Extract every line from the records below that contains the word "title".

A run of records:
*-*-*

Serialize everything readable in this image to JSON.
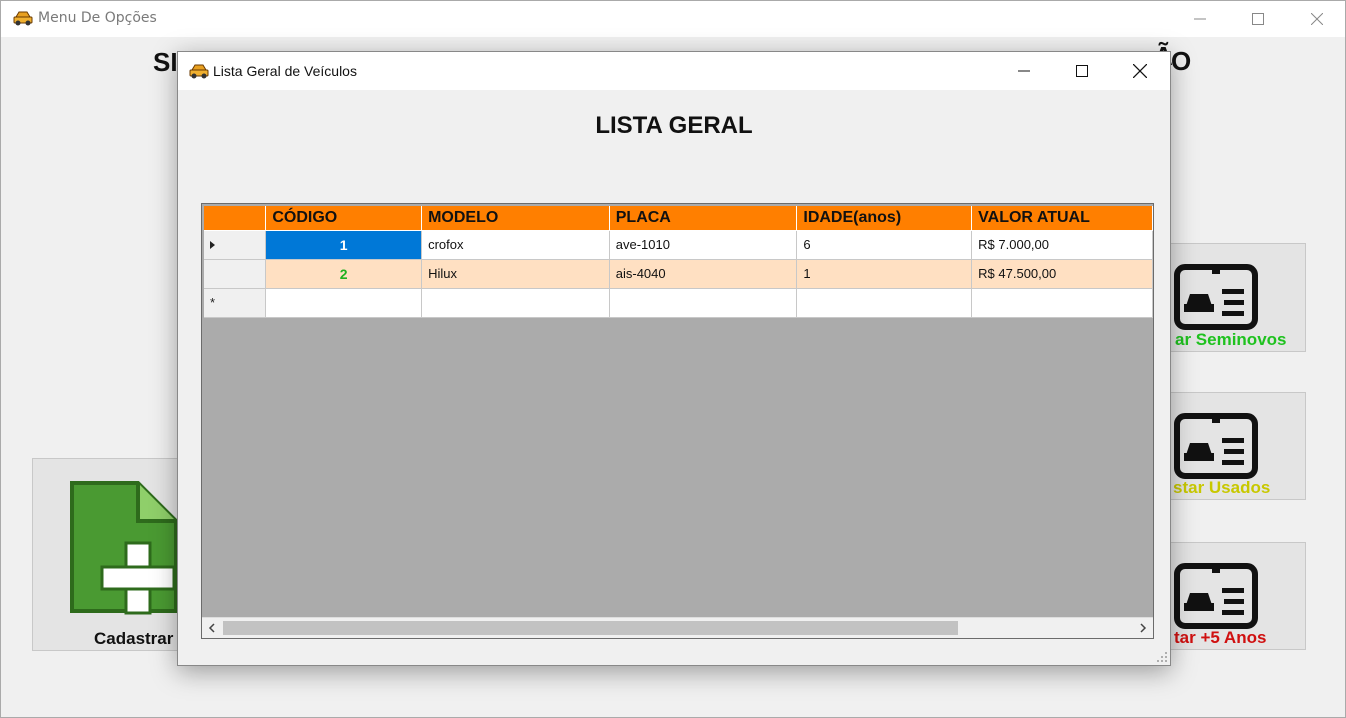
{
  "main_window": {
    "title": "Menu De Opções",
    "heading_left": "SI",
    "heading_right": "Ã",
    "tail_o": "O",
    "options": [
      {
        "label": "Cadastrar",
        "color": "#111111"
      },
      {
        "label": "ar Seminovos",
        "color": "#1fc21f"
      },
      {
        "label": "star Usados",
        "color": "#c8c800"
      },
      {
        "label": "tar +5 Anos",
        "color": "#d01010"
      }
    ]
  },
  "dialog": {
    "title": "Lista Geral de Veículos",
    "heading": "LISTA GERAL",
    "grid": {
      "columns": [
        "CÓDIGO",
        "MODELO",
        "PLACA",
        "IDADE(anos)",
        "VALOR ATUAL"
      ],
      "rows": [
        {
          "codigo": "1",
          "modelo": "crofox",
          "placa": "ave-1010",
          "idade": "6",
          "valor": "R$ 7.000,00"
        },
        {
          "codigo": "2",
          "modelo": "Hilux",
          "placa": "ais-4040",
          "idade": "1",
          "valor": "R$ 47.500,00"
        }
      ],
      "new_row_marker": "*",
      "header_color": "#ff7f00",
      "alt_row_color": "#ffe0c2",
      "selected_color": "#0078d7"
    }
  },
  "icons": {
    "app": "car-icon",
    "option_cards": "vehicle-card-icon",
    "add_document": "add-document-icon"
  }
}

*-*-*

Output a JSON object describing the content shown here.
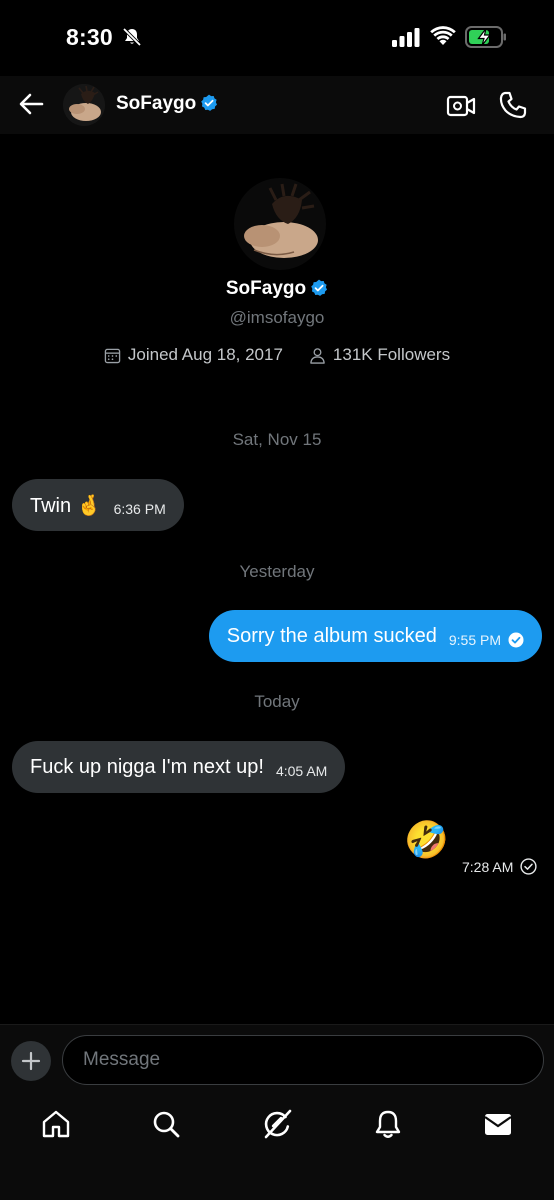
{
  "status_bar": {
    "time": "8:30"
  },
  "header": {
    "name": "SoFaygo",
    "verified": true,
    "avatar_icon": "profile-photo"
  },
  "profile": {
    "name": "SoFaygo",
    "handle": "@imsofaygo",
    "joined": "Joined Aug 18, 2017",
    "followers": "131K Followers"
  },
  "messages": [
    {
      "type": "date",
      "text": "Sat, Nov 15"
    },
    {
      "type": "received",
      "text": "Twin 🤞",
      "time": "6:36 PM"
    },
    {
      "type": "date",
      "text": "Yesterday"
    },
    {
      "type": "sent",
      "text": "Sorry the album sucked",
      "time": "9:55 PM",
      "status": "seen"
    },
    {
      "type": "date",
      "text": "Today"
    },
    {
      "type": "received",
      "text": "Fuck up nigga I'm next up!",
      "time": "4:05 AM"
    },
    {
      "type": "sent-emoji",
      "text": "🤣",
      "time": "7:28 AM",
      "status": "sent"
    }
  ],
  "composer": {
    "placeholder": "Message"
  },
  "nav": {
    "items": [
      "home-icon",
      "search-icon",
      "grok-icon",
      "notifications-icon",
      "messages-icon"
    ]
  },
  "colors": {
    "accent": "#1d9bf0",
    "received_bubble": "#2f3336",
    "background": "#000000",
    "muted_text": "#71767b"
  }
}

*-*-*

* Written solution
    "title": "Menu De Opções",
    "title": "Lista Geral de Veículos",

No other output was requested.